JOB:
Retype the data below without altering anything.

MATERIAL PROVIDED:
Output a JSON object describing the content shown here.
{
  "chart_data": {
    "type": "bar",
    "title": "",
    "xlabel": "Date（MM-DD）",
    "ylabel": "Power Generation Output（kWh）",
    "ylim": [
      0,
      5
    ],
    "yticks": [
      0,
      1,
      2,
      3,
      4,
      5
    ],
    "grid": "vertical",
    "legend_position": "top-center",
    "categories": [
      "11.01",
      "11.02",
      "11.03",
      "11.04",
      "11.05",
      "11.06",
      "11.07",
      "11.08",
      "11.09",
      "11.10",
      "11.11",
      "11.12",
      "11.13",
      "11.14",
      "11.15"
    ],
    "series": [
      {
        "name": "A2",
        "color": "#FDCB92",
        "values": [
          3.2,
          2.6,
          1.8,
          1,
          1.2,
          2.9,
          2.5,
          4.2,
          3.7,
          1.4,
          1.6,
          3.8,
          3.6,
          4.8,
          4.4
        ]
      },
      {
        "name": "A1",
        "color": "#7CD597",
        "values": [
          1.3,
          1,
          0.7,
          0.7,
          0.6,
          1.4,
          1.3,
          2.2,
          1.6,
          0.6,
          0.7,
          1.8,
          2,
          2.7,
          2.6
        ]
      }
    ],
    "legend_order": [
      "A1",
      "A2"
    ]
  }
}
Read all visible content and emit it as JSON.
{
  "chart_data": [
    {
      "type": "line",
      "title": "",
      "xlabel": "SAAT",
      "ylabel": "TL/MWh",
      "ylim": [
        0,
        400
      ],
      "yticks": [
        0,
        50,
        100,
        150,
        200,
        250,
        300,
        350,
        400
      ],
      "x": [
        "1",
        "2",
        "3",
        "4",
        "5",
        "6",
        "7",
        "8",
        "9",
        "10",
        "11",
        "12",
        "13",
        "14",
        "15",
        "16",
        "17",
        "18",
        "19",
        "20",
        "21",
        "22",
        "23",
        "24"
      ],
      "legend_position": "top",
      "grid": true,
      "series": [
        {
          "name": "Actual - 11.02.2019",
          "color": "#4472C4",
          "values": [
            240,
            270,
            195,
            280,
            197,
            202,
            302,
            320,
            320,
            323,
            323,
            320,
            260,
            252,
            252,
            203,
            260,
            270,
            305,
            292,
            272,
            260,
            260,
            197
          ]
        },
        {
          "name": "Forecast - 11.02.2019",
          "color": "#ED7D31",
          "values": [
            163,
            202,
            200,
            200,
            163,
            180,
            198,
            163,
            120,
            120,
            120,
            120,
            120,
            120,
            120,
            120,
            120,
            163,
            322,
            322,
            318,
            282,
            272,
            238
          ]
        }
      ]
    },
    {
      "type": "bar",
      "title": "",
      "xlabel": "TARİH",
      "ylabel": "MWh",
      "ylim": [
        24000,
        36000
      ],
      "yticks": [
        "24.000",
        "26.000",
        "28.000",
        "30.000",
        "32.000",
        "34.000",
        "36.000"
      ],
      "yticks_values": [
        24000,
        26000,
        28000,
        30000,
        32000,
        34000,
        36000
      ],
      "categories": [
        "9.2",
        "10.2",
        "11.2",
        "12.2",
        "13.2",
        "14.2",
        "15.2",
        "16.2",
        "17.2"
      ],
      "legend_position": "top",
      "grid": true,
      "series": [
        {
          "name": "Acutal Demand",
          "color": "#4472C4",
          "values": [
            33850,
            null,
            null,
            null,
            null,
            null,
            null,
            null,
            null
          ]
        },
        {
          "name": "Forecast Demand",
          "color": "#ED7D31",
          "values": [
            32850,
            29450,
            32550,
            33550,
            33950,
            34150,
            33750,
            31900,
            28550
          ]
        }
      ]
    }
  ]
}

TASK ANSWER:
Output a JSON object describing the content shown here.
{
  "chart_data": {
    "type": "bar",
    "title": "",
    "xlabel": "Date（MM-DD）",
    "ylabel": "Power Generation Output（kWh）",
    "ylim": [
      0,
      5
    ],
    "yticks": [
      0,
      1,
      2,
      3,
      4,
      5
    ],
    "grid": "vertical",
    "legend_position": "top-center",
    "categories": [
      "11.01",
      "11.02",
      "11.03",
      "11.04",
      "11.05",
      "11.06",
      "11.07",
      "11.08",
      "11.09",
      "11.10",
      "11.11",
      "11.12",
      "11.13",
      "11.14",
      "11.15"
    ],
    "series": [
      {
        "name": "A2",
        "color": "#FDCB92",
        "values": [
          3.2,
          2.6,
          1.8,
          1,
          1.2,
          2.9,
          2.5,
          4.2,
          3.7,
          1.4,
          1.6,
          3.8,
          3.6,
          4.8,
          4.4
        ]
      },
      {
        "name": "A1",
        "color": "#7CD597",
        "values": [
          1.3,
          1,
          0.7,
          0.7,
          0.6,
          1.4,
          1.3,
          2.2,
          1.6,
          0.6,
          0.7,
          1.8,
          2,
          2.7,
          2.6
        ]
      }
    ],
    "legend_order": [
      "A1",
      "A2"
    ]
  }
}
Read all visible content and emit it as JSON.
{
  "chart_data": [
    {
      "type": "line",
      "title": "",
      "xlabel": "SAAT",
      "ylabel": "TL/MWh",
      "ylim": [
        0,
        400
      ],
      "yticks": [
        0,
        50,
        100,
        150,
        200,
        250,
        300,
        350,
        400
      ],
      "x": [
        "1",
        "2",
        "3",
        "4",
        "5",
        "6",
        "7",
        "8",
        "9",
        "10",
        "11",
        "12",
        "13",
        "14",
        "15",
        "16",
        "17",
        "18",
        "19",
        "20",
        "21",
        "22",
        "23",
        "24"
      ],
      "legend_position": "top",
      "grid": true,
      "series": [
        {
          "name": "Actual - 11.02.2019",
          "color": "#4472C4",
          "values": [
            240,
            270,
            195,
            280,
            197,
            202,
            302,
            320,
            320,
            323,
            323,
            320,
            260,
            252,
            252,
            203,
            260,
            270,
            305,
            292,
            272,
            260,
            260,
            197
          ]
        },
        {
          "name": "Forecast - 11.02.2019",
          "color": "#ED7D31",
          "values": [
            163,
            202,
            200,
            200,
            163,
            180,
            198,
            163,
            120,
            120,
            120,
            120,
            120,
            120,
            120,
            120,
            120,
            163,
            322,
            322,
            318,
            282,
            272,
            238
          ]
        }
      ]
    },
    {
      "type": "bar",
      "title": "",
      "xlabel": "TARİH",
      "ylabel": "MWh",
      "ylim": [
        24000,
        36000
      ],
      "yticks": [
        "24.000",
        "26.000",
        "28.000",
        "30.000",
        "32.000",
        "34.000",
        "36.000"
      ],
      "yticks_values": [
        24000,
        26000,
        28000,
        30000,
        32000,
        34000,
        36000
      ],
      "categories": [
        "9.2",
        "10.2",
        "11.2",
        "12.2",
        "13.2",
        "14.2",
        "15.2",
        "16.2",
        "17.2"
      ],
      "legend_position": "top",
      "grid": true,
      "series": [
        {
          "name": "Acutal Demand",
          "color": "#4472C4",
          "values": [
            33850,
            null,
            null,
            null,
            null,
            null,
            null,
            null,
            null
          ]
        },
        {
          "name": "Forecast Demand",
          "color": "#ED7D31",
          "values": [
            32850,
            29450,
            32550,
            33550,
            33950,
            34150,
            33750,
            31900,
            28550
          ]
        }
      ]
    }
  ]
}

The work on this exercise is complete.